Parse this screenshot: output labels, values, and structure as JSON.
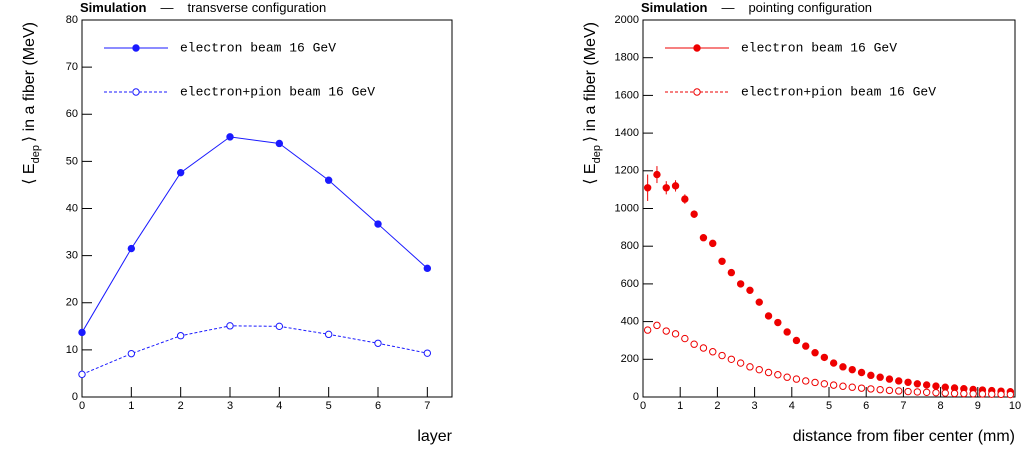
{
  "chart_data": [
    {
      "type": "line",
      "header": {
        "label": "Simulation",
        "separator": "—",
        "text": "transverse configuration"
      },
      "xlabel": "layer",
      "ylabel": {
        "pre": "⟨ E",
        "sub": "dep",
        "post": "⟩ in a fiber (MeV)"
      },
      "x": [
        0,
        1,
        2,
        3,
        4,
        5,
        6,
        7
      ],
      "xlim": [
        0,
        7.5
      ],
      "xticks": [
        0,
        1,
        2,
        3,
        4,
        5,
        6,
        7
      ],
      "ylim": [
        0,
        80
      ],
      "yticks": [
        0,
        10,
        20,
        30,
        40,
        50,
        60,
        70,
        80
      ],
      "series": [
        {
          "name": "electron beam 16 GeV",
          "color": "#1a1aff",
          "marker": "filled",
          "dash": false,
          "values": [
            13.7,
            31.5,
            47.6,
            55.2,
            53.8,
            46.0,
            36.7,
            27.3
          ]
        },
        {
          "name": "electron+pion beam 16 GeV",
          "color": "#1a1aff",
          "marker": "open",
          "dash": true,
          "values": [
            4.8,
            9.2,
            13.0,
            15.1,
            15.0,
            13.3,
            11.4,
            9.3
          ]
        }
      ]
    },
    {
      "type": "scatter",
      "header": {
        "label": "Simulation",
        "separator": "—",
        "text": "pointing configuration"
      },
      "xlabel": "distance from fiber center (mm)",
      "ylabel": {
        "pre": "⟨ E",
        "sub": "dep",
        "post": "⟩ in a fiber (MeV)"
      },
      "x": [
        0.125,
        0.375,
        0.625,
        0.875,
        1.125,
        1.375,
        1.625,
        1.875,
        2.125,
        2.375,
        2.625,
        2.875,
        3.125,
        3.375,
        3.625,
        3.875,
        4.125,
        4.375,
        4.625,
        4.875,
        5.125,
        5.375,
        5.625,
        5.875,
        6.125,
        6.375,
        6.625,
        6.875,
        7.125,
        7.375,
        7.625,
        7.875,
        8.125,
        8.375,
        8.625,
        8.875,
        9.125,
        9.375,
        9.625,
        9.875
      ],
      "xlim": [
        0,
        10
      ],
      "xticks": [
        0,
        1,
        2,
        3,
        4,
        5,
        6,
        7,
        8,
        9,
        10
      ],
      "ylim": [
        0,
        2000
      ],
      "yticks": [
        0,
        200,
        400,
        600,
        800,
        1000,
        1200,
        1400,
        1600,
        1800,
        2000
      ],
      "series": [
        {
          "name": "electron beam 16 GeV",
          "color": "#ee0000",
          "marker": "filled",
          "dash": false,
          "values": [
            1110,
            1180,
            1110,
            1120,
            1050,
            970,
            845,
            815,
            720,
            660,
            600,
            566,
            503,
            430,
            395,
            345,
            300,
            270,
            235,
            210,
            180,
            160,
            145,
            130,
            115,
            105,
            95,
            85,
            78,
            70,
            64,
            58,
            52,
            48,
            44,
            40,
            37,
            34,
            31,
            28
          ],
          "errors": [
            70,
            45,
            35,
            30,
            25,
            20,
            15,
            15,
            12,
            10,
            10,
            9,
            8,
            8,
            7,
            7,
            6,
            6,
            5,
            5,
            5,
            4,
            4,
            4,
            4,
            3,
            3,
            3,
            3,
            3,
            3,
            2,
            2,
            2,
            2,
            2,
            2,
            2,
            2,
            2
          ]
        },
        {
          "name": "electron+pion beam 16 GeV",
          "color": "#ee0000",
          "marker": "open",
          "dash": true,
          "values": [
            355,
            380,
            350,
            335,
            310,
            280,
            260,
            240,
            220,
            200,
            180,
            160,
            145,
            130,
            118,
            105,
            95,
            85,
            77,
            70,
            63,
            57,
            52,
            47,
            43,
            39,
            35,
            32,
            29,
            27,
            25,
            23,
            21,
            19,
            18,
            17,
            16,
            15,
            14,
            13
          ]
        }
      ]
    }
  ]
}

--------------------

**YOUR OBJECTIVE**
A line counts if it holds the word "xlabel". Work out how many lines in the listing count, and give only that number.

**TASK RESPONSE**
2